───── THE DATA
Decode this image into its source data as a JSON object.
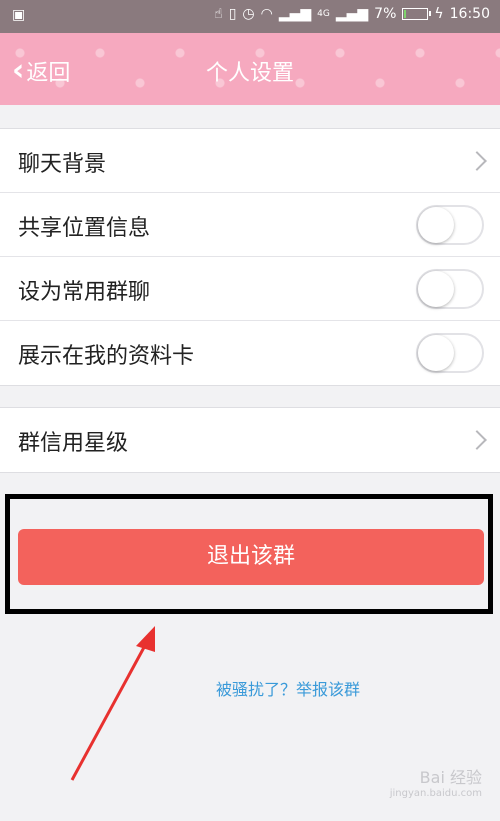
{
  "status_bar": {
    "battery_percent": "7%",
    "battery_level": 0.07,
    "network": "4G",
    "time": "16:50"
  },
  "header": {
    "back_label": "返回",
    "title": "个人设置"
  },
  "settings": {
    "group1": [
      {
        "label": "聊天背景",
        "type": "arrow"
      },
      {
        "label": "共享位置信息",
        "type": "toggle",
        "on": false
      },
      {
        "label": "设为常用群聊",
        "type": "toggle",
        "on": false
      },
      {
        "label": "展示在我的资料卡",
        "type": "toggle",
        "on": false
      }
    ],
    "group2": [
      {
        "label": "群信用星级",
        "type": "arrow"
      }
    ]
  },
  "exit_button": {
    "label": "退出该群"
  },
  "report_link": {
    "label": "被骚扰了？举报该群"
  },
  "watermark": {
    "brand": "Bai 经验",
    "url": "jingyan.baidu.com"
  },
  "colors": {
    "header": "#f6a9bf",
    "exit_button": "#f3625c",
    "link": "#3a9ad9",
    "annotation_arrow": "#e8312f"
  }
}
──────────
== WHAT YOU WILL DO ==
Output, exactly, all the records above; include no pictures.

== OUTPUT FOR THIS EXERCISE ==
Decode this image into its source data as a JSON object.
{
  "status_bar": {
    "battery_percent": "7%",
    "battery_level": 0.07,
    "network": "4G",
    "time": "16:50"
  },
  "header": {
    "back_label": "返回",
    "title": "个人设置"
  },
  "settings": {
    "group1": [
      {
        "label": "聊天背景",
        "type": "arrow"
      },
      {
        "label": "共享位置信息",
        "type": "toggle",
        "on": false
      },
      {
        "label": "设为常用群聊",
        "type": "toggle",
        "on": false
      },
      {
        "label": "展示在我的资料卡",
        "type": "toggle",
        "on": false
      }
    ],
    "group2": [
      {
        "label": "群信用星级",
        "type": "arrow"
      }
    ]
  },
  "exit_button": {
    "label": "退出该群"
  },
  "report_link": {
    "label": "被骚扰了？举报该群"
  },
  "watermark": {
    "brand": "Bai 经验",
    "url": "jingyan.baidu.com"
  },
  "colors": {
    "header": "#f6a9bf",
    "exit_button": "#f3625c",
    "link": "#3a9ad9",
    "annotation_arrow": "#e8312f"
  }
}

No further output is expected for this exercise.